▶ WORK REQUIRED
Below is a set of records; print all of them exactly as written.

-------- DATA RECORDS

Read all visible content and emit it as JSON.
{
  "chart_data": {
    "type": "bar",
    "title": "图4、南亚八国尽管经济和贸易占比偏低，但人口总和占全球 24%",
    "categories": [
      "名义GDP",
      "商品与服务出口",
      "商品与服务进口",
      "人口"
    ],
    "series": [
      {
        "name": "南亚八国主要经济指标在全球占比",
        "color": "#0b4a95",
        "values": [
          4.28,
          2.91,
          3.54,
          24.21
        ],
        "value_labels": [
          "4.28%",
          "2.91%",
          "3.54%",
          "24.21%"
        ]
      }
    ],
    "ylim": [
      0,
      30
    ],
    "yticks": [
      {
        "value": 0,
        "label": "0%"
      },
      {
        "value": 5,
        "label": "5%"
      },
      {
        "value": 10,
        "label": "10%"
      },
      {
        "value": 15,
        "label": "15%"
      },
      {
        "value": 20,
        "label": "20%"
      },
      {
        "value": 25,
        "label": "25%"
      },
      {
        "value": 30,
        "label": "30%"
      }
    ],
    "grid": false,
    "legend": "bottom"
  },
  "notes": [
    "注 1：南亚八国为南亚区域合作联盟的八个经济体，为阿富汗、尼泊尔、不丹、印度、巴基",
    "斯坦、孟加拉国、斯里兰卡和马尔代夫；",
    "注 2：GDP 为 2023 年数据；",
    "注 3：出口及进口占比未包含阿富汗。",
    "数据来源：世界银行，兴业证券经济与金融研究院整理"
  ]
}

----------------

▶ TASK RESULT
Read all visible content and emit it as JSON.
{
  "chart_data": {
    "type": "bar",
    "title": "图4、南亚八国尽管经济和贸易占比偏低，但人口总和占全球 24%",
    "categories": [
      "名义GDP",
      "商品与服务出口",
      "商品与服务进口",
      "人口"
    ],
    "series": [
      {
        "name": "南亚八国主要经济指标在全球占比",
        "color": "#0b4a95",
        "values": [
          4.28,
          2.91,
          3.54,
          24.21
        ],
        "value_labels": [
          "4.28%",
          "2.91%",
          "3.54%",
          "24.21%"
        ]
      }
    ],
    "ylim": [
      0,
      30
    ],
    "yticks": [
      {
        "value": 0,
        "label": "0%"
      },
      {
        "value": 5,
        "label": "5%"
      },
      {
        "value": 10,
        "label": "10%"
      },
      {
        "value": 15,
        "label": "15%"
      },
      {
        "value": 20,
        "label": "20%"
      },
      {
        "value": 25,
        "label": "25%"
      },
      {
        "value": 30,
        "label": "30%"
      }
    ],
    "grid": false,
    "legend": "bottom"
  },
  "notes": [
    "注 1：南亚八国为南亚区域合作联盟的八个经济体，为阿富汗、尼泊尔、不丹、印度、巴基",
    "斯坦、孟加拉国、斯里兰卡和马尔代夫；",
    "注 2：GDP 为 2023 年数据；",
    "注 3：出口及进口占比未包含阿富汗。",
    "数据来源：世界银行，兴业证券经济与金融研究院整理"
  ]
}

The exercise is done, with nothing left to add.